Please print every record below exactly as it appears.

____ Data to process

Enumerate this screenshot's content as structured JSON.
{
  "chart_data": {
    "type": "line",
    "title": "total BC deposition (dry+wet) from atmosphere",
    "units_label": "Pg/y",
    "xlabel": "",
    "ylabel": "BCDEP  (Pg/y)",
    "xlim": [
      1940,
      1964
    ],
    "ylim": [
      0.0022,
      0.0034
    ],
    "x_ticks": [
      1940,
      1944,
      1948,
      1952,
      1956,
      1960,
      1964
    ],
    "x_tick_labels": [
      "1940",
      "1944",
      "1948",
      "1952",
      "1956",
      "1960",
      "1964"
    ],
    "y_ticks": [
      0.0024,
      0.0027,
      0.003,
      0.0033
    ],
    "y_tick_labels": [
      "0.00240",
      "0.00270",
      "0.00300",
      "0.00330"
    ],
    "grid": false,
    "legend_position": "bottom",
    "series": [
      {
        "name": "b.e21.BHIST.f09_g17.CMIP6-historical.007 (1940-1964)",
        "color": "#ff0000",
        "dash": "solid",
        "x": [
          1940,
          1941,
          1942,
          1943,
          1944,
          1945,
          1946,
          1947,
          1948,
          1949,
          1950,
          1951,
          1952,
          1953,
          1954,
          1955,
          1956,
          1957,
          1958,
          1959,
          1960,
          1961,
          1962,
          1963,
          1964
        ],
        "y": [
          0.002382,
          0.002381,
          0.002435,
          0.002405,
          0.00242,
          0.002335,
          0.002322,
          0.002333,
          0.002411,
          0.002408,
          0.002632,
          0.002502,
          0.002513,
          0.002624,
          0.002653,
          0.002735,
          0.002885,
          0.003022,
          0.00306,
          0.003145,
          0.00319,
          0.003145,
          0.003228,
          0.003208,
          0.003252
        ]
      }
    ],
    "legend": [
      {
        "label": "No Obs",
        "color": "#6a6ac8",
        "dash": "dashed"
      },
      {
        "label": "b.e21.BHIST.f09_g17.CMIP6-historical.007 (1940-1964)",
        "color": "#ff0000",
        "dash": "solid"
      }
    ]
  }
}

________

# [Task response]
Enumerate this screenshot's content as structured JSON.
{
  "chart_data": {
    "type": "line",
    "title": "total BC deposition (dry+wet) from atmosphere",
    "units_label": "Pg/y",
    "xlabel": "",
    "ylabel": "BCDEP  (Pg/y)",
    "xlim": [
      1940,
      1964
    ],
    "ylim": [
      0.0022,
      0.0034
    ],
    "x_ticks": [
      1940,
      1944,
      1948,
      1952,
      1956,
      1960,
      1964
    ],
    "x_tick_labels": [
      "1940",
      "1944",
      "1948",
      "1952",
      "1956",
      "1960",
      "1964"
    ],
    "y_ticks": [
      0.0024,
      0.0027,
      0.003,
      0.0033
    ],
    "y_tick_labels": [
      "0.00240",
      "0.00270",
      "0.00300",
      "0.00330"
    ],
    "grid": false,
    "legend_position": "bottom",
    "series": [
      {
        "name": "b.e21.BHIST.f09_g17.CMIP6-historical.007 (1940-1964)",
        "color": "#ff0000",
        "dash": "solid",
        "x": [
          1940,
          1941,
          1942,
          1943,
          1944,
          1945,
          1946,
          1947,
          1948,
          1949,
          1950,
          1951,
          1952,
          1953,
          1954,
          1955,
          1956,
          1957,
          1958,
          1959,
          1960,
          1961,
          1962,
          1963,
          1964
        ],
        "y": [
          0.002382,
          0.002381,
          0.002435,
          0.002405,
          0.00242,
          0.002335,
          0.002322,
          0.002333,
          0.002411,
          0.002408,
          0.002632,
          0.002502,
          0.002513,
          0.002624,
          0.002653,
          0.002735,
          0.002885,
          0.003022,
          0.00306,
          0.003145,
          0.00319,
          0.003145,
          0.003228,
          0.003208,
          0.003252
        ]
      }
    ],
    "legend": [
      {
        "label": "No Obs",
        "color": "#6a6ac8",
        "dash": "dashed"
      },
      {
        "label": "b.e21.BHIST.f09_g17.CMIP6-historical.007 (1940-1964)",
        "color": "#ff0000",
        "dash": "solid"
      }
    ]
  }
}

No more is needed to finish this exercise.